Stored data
————————

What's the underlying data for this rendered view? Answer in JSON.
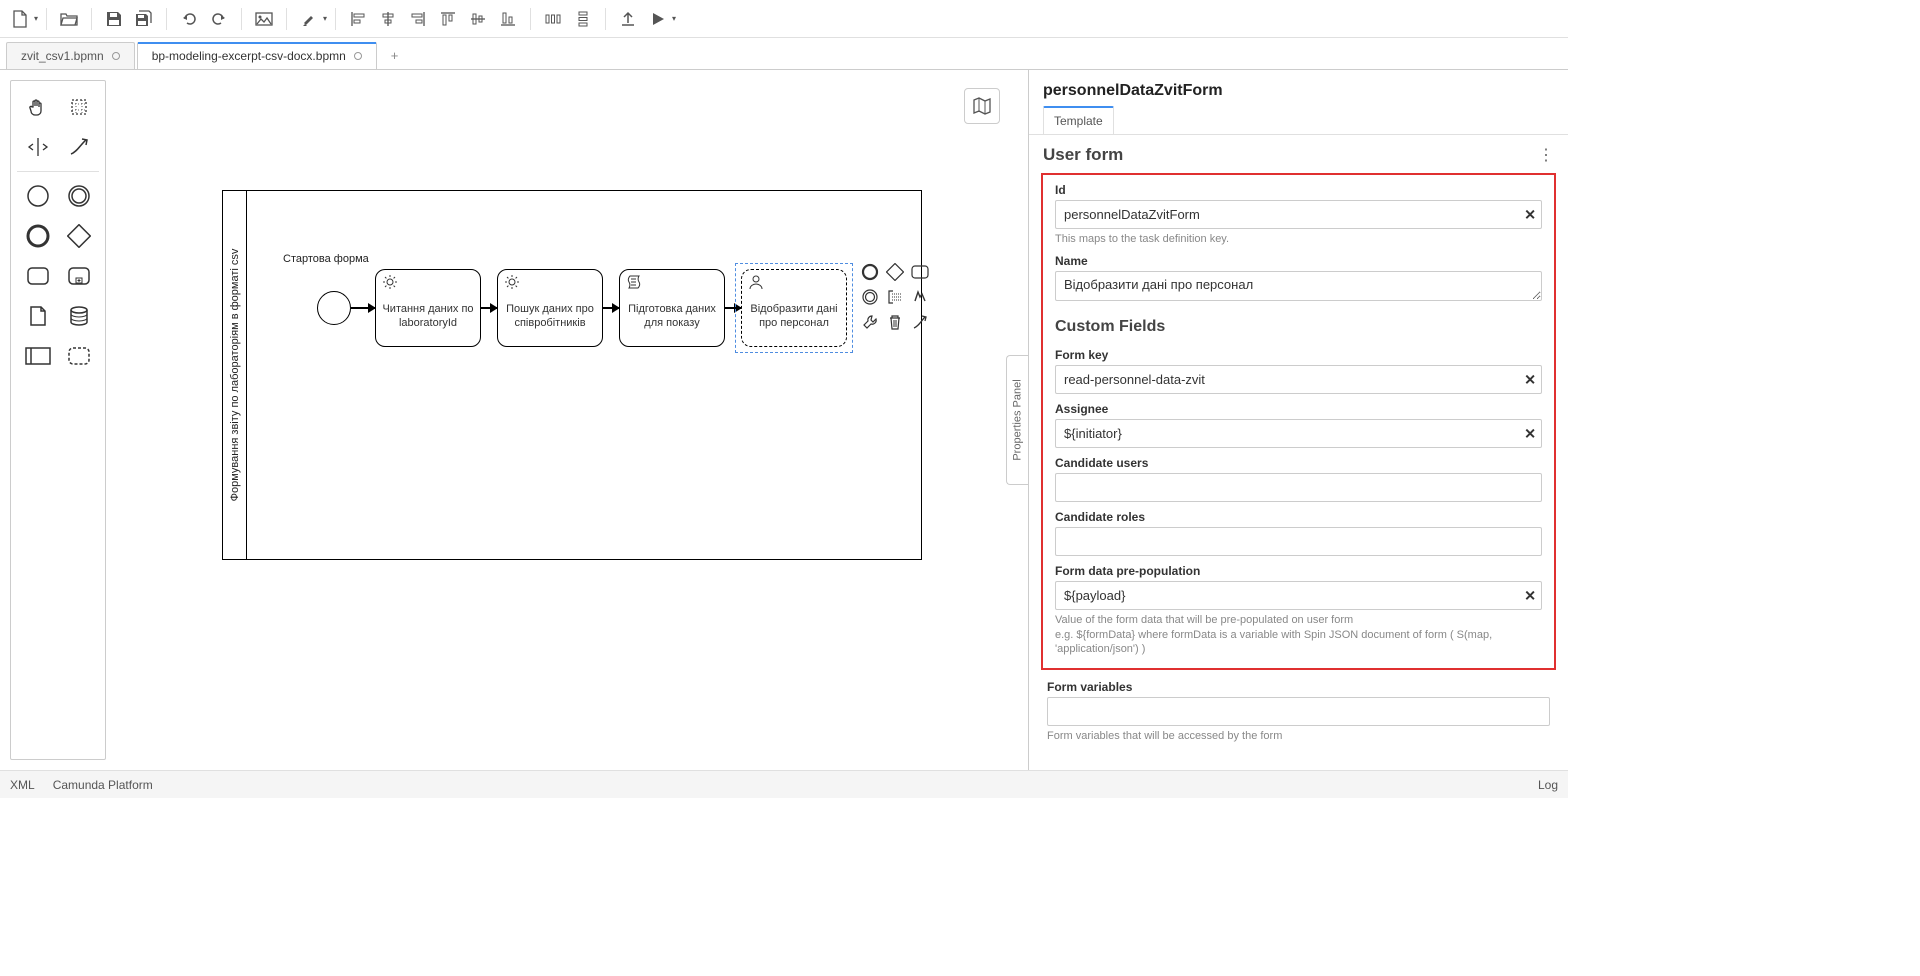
{
  "toolbar": {
    "new": "New file",
    "open": "Open",
    "save": "Save",
    "save_all": "Save all",
    "undo": "Undo",
    "redo": "Redo",
    "image": "Image",
    "highlight": "Highlight",
    "align_left": "Align left",
    "align_center_h": "Align center horizontal",
    "align_right": "Align right",
    "align_top": "Align top",
    "align_center_v": "Align center vertical",
    "align_bottom": "Align bottom",
    "dist_h": "Distribute horizontal",
    "dist_v": "Distribute vertical",
    "upload": "Upload",
    "run": "Run"
  },
  "tabs": {
    "items": [
      {
        "label": "zvit_csv1.bpmn",
        "active": false
      },
      {
        "label": "bp-modeling-excerpt-csv-docx.bpmn",
        "active": true
      }
    ],
    "add": "+"
  },
  "palette": {
    "hand": "hand-tool",
    "lasso": "lasso-tool",
    "space": "space-tool",
    "connect": "connect-tool",
    "start_event": "start-event",
    "intermediate_event": "intermediate-event",
    "end_event": "end-event",
    "gateway": "gateway",
    "task": "task",
    "sub_process": "sub-process",
    "data_object": "data-object",
    "data_store": "data-store",
    "participant": "participant",
    "group": "group"
  },
  "diagram": {
    "lane_label": "Формування звіту по лабораторіям в форматі csv",
    "start_label": "Стартова форма",
    "tasks": [
      "Читання даних по laboratoryId",
      "Пошук даних про співробітників",
      "Підготовка даних для показу",
      "Відобразити дані про персонал"
    ]
  },
  "minimap": "Toggle minimap",
  "props_handle": "Properties Panel",
  "panel": {
    "title": "personnelDataZvitForm",
    "tab_template": "Template",
    "section_user_form": "User form",
    "section_custom_fields": "Custom Fields",
    "id_label": "Id",
    "id_value": "personnelDataZvitForm",
    "id_hint": "This maps to the task definition key.",
    "name_label": "Name",
    "name_value": "Відобразити дані про персонал",
    "form_key_label": "Form key",
    "form_key_value": "read-personnel-data-zvit",
    "assignee_label": "Assignee",
    "assignee_value": "${initiator}",
    "cand_users_label": "Candidate users",
    "cand_users_value": "",
    "cand_roles_label": "Candidate roles",
    "cand_roles_value": "",
    "prepop_label": "Form data pre-population",
    "prepop_value": "${payload}",
    "prepop_hint": "Value of the form data that will be pre-populated on user form\ne.g. ${formData} where formData is a variable with Spin JSON document of form ( S(map, 'application/json') )",
    "form_vars_label": "Form variables",
    "form_vars_value": "",
    "form_vars_hint": "Form variables that will be accessed by the form"
  },
  "status": {
    "xml": "XML",
    "platform": "Camunda Platform",
    "log": "Log"
  }
}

————————

Short exercise:
Pull out each line of the entries that contains "дані".

Problem solution:
      "Відобразити дані про персонал"
    "name_value": "Відобразити дані про персонал",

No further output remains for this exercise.